* Stated problem
Write down each entry again, exactly as it reads.

* Data in this exercise
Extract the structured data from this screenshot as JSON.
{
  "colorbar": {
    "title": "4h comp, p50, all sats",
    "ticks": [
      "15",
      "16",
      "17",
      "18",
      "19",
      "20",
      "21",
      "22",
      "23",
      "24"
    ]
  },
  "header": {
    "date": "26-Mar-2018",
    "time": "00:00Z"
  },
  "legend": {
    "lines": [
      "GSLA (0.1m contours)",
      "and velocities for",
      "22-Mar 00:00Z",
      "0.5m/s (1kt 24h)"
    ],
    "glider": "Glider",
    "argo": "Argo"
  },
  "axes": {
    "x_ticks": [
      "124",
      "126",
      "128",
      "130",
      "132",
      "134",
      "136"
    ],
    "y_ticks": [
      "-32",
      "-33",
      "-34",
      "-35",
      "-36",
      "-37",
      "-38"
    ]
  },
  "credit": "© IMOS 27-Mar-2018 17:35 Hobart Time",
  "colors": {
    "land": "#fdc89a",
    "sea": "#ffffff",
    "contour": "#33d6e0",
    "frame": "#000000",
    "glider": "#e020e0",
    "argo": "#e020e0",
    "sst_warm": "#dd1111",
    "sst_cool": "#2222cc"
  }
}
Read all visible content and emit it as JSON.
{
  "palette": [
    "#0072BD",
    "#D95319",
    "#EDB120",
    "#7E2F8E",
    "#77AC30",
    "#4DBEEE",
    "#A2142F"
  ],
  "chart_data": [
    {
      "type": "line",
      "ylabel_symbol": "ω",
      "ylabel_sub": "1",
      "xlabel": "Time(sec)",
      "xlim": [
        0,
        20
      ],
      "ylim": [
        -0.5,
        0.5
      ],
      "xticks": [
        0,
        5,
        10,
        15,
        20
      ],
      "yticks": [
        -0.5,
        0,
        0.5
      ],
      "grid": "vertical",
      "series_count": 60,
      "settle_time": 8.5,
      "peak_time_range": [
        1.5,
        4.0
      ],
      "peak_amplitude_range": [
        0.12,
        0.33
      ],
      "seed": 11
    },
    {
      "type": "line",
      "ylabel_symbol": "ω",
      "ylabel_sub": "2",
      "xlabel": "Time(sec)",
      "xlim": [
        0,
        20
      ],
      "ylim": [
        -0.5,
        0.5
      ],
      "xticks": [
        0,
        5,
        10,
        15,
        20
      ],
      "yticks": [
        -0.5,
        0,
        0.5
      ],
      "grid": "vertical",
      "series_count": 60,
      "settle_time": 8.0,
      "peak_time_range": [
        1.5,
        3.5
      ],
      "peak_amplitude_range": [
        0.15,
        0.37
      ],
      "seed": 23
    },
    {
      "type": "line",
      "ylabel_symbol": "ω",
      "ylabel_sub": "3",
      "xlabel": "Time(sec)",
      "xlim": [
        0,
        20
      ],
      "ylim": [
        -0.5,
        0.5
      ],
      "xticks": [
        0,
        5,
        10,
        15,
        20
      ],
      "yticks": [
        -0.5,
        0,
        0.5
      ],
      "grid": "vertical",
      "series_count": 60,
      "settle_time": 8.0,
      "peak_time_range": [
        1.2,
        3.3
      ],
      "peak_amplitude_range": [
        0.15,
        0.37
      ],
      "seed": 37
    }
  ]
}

* Written solution
Extract the structured data from this screenshot as JSON.
{
  "colorbar": {
    "title": "4h comp, p50, all sats",
    "ticks": [
      "15",
      "16",
      "17",
      "18",
      "19",
      "20",
      "21",
      "22",
      "23",
      "24"
    ]
  },
  "header": {
    "date": "26-Mar-2018",
    "time": "00:00Z"
  },
  "legend": {
    "lines": [
      "GSLA (0.1m contours)",
      "and velocities for",
      "22-Mar 00:00Z",
      "0.5m/s (1kt 24h)"
    ],
    "glider": "Glider",
    "argo": "Argo"
  },
  "axes": {
    "x_ticks": [
      "124",
      "126",
      "128",
      "130",
      "132",
      "134",
      "136"
    ],
    "y_ticks": [
      "-32",
      "-33",
      "-34",
      "-35",
      "-36",
      "-37",
      "-38"
    ]
  },
  "credit": "© IMOS 27-Mar-2018 17:35 Hobart Time",
  "colors": {
    "land": "#fdc89a",
    "sea": "#ffffff",
    "contour": "#33d6e0",
    "frame": "#000000",
    "glider": "#e020e0",
    "argo": "#e020e0",
    "sst_warm": "#dd1111",
    "sst_cool": "#2222cc"
  }
}
Read all visible content and emit it as JSON.
{
  "palette": [
    "#0072BD",
    "#D95319",
    "#EDB120",
    "#7E2F8E",
    "#77AC30",
    "#4DBEEE",
    "#A2142F"
  ],
  "chart_data": [
    {
      "type": "line",
      "ylabel_symbol": "ω",
      "ylabel_sub": "1",
      "xlabel": "Time(sec)",
      "xlim": [
        0,
        20
      ],
      "ylim": [
        -0.5,
        0.5
      ],
      "xticks": [
        0,
        5,
        10,
        15,
        20
      ],
      "yticks": [
        -0.5,
        0,
        0.5
      ],
      "grid": "vertical",
      "series_count": 60,
      "settle_time": 8.5,
      "peak_time_range": [
        1.5,
        4.0
      ],
      "peak_amplitude_range": [
        0.12,
        0.33
      ],
      "seed": 11
    },
    {
      "type": "line",
      "ylabel_symbol": "ω",
      "ylabel_sub": "2",
      "xlabel": "Time(sec)",
      "xlim": [
        0,
        20
      ],
      "ylim": [
        -0.5,
        0.5
      ],
      "xticks": [
        0,
        5,
        10,
        15,
        20
      ],
      "yticks": [
        -0.5,
        0,
        0.5
      ],
      "grid": "vertical",
      "series_count": 60,
      "settle_time": 8.0,
      "peak_time_range": [
        1.5,
        3.5
      ],
      "peak_amplitude_range": [
        0.15,
        0.37
      ],
      "seed": 23
    },
    {
      "type": "line",
      "ylabel_symbol": "ω",
      "ylabel_sub": "3",
      "xlabel": "Time(sec)",
      "xlim": [
        0,
        20
      ],
      "ylim": [
        -0.5,
        0.5
      ],
      "xticks": [
        0,
        5,
        10,
        15,
        20
      ],
      "yticks": [
        -0.5,
        0,
        0.5
      ],
      "grid": "vertical",
      "series_count": 60,
      "settle_time": 8.0,
      "peak_time_range": [
        1.2,
        3.3
      ],
      "peak_amplitude_range": [
        0.15,
        0.37
      ],
      "seed": 37
    }
  ]
}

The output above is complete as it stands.